### What is expected:
Take every line from the listing below that includes "불확실성의" and copy it.

### Input rows:

------

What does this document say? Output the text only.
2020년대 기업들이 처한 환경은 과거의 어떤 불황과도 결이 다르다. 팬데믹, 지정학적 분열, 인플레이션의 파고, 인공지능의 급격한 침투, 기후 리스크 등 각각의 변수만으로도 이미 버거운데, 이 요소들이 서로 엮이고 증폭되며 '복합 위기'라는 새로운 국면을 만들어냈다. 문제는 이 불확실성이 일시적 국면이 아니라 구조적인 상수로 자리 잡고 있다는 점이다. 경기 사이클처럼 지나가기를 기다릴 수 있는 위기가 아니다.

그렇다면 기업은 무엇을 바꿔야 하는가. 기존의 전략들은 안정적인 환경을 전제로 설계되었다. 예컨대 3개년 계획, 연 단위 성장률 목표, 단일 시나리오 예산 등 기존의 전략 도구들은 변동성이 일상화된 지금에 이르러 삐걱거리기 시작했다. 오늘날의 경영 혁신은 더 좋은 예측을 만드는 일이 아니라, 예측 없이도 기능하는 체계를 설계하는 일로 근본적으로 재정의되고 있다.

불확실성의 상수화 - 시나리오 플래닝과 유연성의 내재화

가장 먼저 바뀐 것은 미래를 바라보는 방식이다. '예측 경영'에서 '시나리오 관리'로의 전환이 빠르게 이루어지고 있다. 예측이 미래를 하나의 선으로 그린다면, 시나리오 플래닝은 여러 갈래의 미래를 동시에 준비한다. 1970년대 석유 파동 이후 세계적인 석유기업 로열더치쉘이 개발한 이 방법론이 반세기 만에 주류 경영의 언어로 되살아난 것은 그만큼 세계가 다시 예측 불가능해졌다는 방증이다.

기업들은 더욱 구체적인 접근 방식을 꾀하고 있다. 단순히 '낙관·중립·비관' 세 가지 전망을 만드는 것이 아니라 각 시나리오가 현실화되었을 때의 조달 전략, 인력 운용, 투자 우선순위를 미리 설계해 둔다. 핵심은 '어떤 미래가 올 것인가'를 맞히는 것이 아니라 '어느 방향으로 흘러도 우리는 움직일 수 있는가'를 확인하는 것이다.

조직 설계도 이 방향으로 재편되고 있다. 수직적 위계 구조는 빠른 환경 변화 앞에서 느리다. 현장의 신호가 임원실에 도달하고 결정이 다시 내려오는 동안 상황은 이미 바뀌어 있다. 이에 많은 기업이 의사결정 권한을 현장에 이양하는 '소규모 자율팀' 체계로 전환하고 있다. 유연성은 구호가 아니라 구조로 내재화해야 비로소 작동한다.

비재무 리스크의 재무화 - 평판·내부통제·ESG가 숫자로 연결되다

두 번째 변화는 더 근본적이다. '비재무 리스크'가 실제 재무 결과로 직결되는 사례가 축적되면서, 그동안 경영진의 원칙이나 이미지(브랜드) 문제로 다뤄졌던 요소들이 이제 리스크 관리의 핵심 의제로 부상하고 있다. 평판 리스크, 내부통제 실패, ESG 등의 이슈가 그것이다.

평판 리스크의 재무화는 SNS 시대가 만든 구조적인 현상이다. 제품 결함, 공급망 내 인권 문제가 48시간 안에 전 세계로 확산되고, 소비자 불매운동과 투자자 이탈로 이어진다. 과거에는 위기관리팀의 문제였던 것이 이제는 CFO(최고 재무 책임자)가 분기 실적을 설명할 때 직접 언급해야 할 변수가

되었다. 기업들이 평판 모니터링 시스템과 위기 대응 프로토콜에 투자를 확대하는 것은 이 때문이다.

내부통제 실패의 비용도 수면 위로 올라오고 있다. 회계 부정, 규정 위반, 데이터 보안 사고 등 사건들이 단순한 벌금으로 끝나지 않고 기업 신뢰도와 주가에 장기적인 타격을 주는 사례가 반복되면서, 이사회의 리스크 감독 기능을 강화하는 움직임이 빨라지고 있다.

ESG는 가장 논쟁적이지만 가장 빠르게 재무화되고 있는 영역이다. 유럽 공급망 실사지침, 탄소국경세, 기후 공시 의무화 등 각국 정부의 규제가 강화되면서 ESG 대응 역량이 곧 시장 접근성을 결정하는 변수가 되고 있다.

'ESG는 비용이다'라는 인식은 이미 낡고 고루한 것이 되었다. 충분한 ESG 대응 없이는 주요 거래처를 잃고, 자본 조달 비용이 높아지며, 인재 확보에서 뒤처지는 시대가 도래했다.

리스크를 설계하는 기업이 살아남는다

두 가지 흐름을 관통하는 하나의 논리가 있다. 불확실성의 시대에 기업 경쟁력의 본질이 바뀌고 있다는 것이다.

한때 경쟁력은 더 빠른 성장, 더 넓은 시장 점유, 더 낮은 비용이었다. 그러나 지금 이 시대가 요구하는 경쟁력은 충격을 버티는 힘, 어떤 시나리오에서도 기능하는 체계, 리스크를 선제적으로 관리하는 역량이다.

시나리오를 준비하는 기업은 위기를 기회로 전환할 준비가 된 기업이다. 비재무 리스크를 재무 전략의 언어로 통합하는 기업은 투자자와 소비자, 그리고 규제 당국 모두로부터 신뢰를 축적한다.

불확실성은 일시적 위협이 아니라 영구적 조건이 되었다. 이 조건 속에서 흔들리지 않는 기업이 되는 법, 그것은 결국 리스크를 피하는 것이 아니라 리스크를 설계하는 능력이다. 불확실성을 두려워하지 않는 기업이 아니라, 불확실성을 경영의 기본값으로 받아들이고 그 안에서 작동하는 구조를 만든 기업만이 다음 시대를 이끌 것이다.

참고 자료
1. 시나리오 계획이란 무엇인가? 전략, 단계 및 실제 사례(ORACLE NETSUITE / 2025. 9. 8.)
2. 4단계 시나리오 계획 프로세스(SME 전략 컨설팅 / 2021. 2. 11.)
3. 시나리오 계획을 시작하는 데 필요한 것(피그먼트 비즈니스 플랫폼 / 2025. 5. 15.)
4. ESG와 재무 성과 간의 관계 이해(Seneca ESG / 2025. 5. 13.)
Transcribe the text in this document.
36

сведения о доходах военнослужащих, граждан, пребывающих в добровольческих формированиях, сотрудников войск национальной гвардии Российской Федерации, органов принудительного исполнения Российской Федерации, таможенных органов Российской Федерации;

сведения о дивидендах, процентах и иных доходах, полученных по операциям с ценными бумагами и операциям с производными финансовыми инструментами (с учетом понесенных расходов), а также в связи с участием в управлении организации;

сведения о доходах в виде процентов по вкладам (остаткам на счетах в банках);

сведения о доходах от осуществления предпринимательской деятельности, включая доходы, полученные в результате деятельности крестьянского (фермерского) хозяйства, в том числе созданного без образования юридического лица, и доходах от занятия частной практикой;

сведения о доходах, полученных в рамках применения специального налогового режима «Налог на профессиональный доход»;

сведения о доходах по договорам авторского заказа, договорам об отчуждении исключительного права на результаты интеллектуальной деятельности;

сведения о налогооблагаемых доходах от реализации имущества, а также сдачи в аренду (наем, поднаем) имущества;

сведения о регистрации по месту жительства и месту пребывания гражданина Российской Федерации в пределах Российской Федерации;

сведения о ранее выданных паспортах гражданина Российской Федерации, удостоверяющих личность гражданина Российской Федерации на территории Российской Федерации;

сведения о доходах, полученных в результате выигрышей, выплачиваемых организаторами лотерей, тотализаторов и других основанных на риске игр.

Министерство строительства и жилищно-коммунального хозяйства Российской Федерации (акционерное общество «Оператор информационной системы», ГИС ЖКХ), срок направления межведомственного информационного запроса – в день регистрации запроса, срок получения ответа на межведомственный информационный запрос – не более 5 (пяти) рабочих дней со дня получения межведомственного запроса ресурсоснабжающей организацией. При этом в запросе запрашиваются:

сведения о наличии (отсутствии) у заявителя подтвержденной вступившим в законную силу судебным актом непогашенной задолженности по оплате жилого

------

### Written solution:
불확실성의 상수화 - 시나리오 플래닝과 유연성의 내재화
두 가지 흐름을 관통하는 하나의 논리가 있다. 불확실성의 시대에 기업 경쟁력의 본질이 바뀌고 있다는 것이다.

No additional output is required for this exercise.